§ **Stated problem**
Return every line of the material below that contains the string "рвые".

§ **Data entries**
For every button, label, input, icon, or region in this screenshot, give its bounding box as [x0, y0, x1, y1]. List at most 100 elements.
...
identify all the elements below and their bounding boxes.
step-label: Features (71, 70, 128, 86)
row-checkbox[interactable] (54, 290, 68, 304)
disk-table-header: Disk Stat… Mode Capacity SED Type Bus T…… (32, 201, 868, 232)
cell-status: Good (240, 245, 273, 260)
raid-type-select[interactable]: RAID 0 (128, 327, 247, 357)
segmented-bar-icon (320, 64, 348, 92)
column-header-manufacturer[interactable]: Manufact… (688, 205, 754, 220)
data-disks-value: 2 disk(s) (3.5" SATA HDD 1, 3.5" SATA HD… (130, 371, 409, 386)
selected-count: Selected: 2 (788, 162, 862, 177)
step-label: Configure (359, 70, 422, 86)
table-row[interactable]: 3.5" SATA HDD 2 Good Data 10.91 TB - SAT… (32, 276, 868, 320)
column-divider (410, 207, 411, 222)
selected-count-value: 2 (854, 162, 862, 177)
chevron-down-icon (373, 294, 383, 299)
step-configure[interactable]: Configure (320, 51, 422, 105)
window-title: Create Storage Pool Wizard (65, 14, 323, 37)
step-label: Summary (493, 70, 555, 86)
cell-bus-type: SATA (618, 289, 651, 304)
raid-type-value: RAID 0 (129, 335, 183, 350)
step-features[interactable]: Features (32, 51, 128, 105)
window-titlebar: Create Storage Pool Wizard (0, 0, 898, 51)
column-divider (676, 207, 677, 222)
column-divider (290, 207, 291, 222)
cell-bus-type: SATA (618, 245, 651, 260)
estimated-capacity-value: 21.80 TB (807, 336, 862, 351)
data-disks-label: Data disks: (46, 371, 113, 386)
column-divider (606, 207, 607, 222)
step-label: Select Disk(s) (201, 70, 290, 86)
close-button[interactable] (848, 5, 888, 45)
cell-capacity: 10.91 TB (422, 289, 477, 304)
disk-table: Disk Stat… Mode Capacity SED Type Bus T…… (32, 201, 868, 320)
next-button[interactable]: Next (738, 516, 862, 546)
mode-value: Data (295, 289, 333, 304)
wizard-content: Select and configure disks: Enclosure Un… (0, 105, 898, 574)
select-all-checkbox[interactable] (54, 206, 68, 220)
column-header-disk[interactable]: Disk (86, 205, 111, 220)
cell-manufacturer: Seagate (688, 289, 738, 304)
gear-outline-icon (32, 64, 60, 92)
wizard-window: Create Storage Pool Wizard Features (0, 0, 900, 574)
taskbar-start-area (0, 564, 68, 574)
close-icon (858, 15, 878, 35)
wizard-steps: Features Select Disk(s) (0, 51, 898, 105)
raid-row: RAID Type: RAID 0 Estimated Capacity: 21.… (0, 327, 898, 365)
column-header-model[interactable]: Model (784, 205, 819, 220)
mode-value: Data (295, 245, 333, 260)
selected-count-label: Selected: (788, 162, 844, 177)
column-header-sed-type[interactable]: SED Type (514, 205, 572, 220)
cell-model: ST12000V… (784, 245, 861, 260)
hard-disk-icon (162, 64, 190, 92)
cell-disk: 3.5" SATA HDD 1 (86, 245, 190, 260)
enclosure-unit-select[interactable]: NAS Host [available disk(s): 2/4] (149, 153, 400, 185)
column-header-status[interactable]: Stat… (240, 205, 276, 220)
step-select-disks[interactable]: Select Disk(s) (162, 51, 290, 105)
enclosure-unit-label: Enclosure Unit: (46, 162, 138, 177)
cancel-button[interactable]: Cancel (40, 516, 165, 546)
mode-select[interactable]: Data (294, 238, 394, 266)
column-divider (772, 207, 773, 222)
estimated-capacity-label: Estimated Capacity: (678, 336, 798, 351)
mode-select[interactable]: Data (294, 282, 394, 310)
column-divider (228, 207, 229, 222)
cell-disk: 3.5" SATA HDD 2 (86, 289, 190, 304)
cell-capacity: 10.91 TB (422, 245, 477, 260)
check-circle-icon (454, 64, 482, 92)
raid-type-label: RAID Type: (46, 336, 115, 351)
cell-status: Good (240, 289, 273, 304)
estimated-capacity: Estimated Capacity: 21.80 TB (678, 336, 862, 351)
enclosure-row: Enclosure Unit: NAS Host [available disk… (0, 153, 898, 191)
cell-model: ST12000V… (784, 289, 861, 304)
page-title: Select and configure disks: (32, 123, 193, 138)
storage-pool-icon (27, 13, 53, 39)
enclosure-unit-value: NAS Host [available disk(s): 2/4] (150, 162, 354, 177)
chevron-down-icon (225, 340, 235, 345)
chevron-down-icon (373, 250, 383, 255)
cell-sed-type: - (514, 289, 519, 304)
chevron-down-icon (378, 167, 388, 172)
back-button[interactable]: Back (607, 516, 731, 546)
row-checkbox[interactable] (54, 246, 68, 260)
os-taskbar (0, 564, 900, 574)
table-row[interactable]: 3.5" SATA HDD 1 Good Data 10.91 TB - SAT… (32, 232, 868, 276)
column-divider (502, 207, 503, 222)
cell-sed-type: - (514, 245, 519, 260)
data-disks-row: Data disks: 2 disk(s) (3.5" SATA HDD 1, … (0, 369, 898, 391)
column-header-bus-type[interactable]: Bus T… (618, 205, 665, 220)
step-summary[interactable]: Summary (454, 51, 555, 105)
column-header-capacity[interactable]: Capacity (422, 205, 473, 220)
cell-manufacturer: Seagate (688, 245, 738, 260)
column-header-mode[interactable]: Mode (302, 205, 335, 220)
==
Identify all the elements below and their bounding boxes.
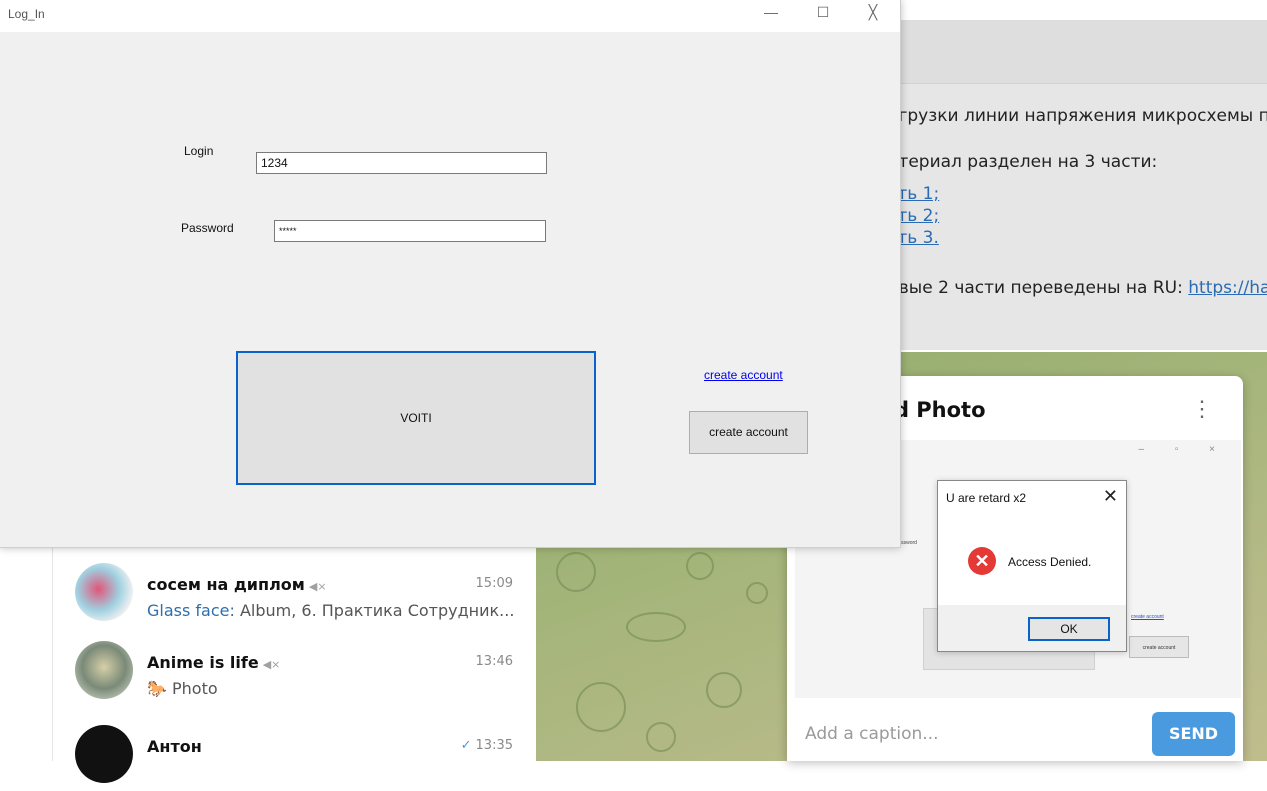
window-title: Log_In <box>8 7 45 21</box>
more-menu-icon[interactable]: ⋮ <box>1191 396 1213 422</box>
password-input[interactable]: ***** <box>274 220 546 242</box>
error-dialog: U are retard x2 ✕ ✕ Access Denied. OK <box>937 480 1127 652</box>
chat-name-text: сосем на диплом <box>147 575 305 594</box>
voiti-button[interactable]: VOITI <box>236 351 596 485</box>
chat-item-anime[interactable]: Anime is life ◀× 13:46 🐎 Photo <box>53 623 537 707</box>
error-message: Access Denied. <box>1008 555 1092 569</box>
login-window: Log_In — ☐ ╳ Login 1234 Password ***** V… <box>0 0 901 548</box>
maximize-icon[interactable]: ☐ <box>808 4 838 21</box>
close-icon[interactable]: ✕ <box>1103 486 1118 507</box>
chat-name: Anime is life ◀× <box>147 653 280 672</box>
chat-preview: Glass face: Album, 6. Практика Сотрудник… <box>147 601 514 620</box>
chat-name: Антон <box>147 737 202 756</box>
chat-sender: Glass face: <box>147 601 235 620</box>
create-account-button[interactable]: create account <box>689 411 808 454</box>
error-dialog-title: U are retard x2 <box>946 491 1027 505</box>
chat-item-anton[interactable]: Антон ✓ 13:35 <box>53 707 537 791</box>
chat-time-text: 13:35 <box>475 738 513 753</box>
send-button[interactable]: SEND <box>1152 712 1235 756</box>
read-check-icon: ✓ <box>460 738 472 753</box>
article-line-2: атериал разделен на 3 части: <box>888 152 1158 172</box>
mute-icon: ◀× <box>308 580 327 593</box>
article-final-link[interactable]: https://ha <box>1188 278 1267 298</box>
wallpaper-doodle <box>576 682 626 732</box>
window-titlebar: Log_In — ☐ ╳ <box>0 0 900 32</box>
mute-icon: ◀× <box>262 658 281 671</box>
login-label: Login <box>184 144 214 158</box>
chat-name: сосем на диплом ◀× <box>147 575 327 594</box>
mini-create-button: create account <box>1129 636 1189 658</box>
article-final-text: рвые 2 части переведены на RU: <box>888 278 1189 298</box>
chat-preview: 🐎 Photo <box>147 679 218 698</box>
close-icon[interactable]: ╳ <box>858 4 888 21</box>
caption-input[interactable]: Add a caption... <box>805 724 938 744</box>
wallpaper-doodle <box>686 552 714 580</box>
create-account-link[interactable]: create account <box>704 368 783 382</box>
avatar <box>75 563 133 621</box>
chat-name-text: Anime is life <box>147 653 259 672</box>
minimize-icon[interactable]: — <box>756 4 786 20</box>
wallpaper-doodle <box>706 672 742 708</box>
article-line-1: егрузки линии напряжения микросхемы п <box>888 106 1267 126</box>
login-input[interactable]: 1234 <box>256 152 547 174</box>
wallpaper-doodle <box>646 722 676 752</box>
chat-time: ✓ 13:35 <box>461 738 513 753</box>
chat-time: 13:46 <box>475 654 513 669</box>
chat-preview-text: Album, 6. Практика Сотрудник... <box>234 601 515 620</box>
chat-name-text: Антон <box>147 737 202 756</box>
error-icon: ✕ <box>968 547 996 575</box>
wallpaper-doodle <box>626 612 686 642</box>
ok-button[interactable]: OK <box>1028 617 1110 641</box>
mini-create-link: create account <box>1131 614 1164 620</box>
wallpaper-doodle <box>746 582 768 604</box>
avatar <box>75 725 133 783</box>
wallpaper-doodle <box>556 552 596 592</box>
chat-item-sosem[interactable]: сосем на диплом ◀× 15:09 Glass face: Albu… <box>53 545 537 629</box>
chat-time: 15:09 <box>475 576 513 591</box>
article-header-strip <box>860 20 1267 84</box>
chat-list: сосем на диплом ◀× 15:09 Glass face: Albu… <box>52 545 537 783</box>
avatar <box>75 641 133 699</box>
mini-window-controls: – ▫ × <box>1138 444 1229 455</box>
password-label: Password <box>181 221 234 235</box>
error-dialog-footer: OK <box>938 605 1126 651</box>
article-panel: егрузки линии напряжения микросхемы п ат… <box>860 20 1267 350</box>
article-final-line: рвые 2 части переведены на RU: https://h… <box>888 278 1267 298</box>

§ **Response to this exercise**
article-final-text: рвые 2 части переведены на RU: <box>888 278 1189 298</box>
article-final-line: рвые 2 части переведены на RU: https://h… <box>888 278 1267 298</box>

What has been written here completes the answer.